**Work to be completed**
Return all lines in the material below that contain "into".

**Data shown**
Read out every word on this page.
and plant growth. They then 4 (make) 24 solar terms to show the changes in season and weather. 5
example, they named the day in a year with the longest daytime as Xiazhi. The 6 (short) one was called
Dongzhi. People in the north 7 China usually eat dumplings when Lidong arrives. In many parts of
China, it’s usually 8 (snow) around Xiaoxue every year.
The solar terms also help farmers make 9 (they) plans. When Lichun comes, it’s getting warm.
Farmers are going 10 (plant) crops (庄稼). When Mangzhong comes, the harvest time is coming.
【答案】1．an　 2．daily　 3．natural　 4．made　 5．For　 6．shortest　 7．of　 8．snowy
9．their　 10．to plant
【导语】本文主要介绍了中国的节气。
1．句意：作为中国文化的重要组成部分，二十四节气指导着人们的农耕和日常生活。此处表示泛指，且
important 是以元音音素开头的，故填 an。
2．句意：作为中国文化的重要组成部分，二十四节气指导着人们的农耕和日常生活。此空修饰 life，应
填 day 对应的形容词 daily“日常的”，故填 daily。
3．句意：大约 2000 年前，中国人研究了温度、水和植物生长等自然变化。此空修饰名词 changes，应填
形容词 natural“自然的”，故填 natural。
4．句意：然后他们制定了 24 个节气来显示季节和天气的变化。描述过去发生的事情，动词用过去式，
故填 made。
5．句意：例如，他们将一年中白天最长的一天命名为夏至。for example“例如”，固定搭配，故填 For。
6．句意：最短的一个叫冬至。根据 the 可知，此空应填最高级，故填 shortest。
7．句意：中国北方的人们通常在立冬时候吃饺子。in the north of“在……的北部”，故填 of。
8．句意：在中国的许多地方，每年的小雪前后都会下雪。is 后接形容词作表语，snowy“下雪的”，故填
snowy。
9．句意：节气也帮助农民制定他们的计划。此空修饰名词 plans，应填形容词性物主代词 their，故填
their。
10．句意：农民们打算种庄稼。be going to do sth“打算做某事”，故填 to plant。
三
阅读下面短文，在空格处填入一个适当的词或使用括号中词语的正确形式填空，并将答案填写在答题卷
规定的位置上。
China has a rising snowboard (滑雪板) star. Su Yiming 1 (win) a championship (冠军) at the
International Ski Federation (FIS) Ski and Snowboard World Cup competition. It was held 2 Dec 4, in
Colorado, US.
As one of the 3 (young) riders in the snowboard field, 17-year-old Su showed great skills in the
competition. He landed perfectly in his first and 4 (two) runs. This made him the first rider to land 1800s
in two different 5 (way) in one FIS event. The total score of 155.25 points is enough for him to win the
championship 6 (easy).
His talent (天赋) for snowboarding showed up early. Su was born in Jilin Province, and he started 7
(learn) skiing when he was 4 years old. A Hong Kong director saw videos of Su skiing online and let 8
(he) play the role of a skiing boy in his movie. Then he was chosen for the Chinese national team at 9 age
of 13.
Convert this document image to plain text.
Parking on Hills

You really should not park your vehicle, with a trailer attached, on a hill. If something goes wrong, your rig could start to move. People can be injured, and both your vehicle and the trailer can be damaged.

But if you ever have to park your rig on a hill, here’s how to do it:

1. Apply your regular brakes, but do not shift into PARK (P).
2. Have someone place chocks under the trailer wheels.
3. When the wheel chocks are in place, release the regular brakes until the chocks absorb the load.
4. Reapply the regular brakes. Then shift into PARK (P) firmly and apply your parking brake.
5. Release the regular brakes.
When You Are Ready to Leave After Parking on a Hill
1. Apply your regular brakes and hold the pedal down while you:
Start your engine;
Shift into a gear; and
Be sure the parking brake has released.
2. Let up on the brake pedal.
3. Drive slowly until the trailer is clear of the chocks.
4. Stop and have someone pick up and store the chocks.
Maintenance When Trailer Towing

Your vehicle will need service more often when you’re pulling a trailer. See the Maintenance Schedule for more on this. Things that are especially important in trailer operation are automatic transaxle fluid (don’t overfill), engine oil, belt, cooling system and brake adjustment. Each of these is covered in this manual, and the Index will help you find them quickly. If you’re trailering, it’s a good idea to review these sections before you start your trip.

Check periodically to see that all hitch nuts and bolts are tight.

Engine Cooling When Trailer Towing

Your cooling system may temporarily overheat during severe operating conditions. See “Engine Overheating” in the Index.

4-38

**Exercise solution**
1. Apply your regular brakes, but do not shift into PARK (P).
4. Reapply the regular brakes. Then shift into PARK (P) firmly and apply your parking brake.
Shift into a gear; and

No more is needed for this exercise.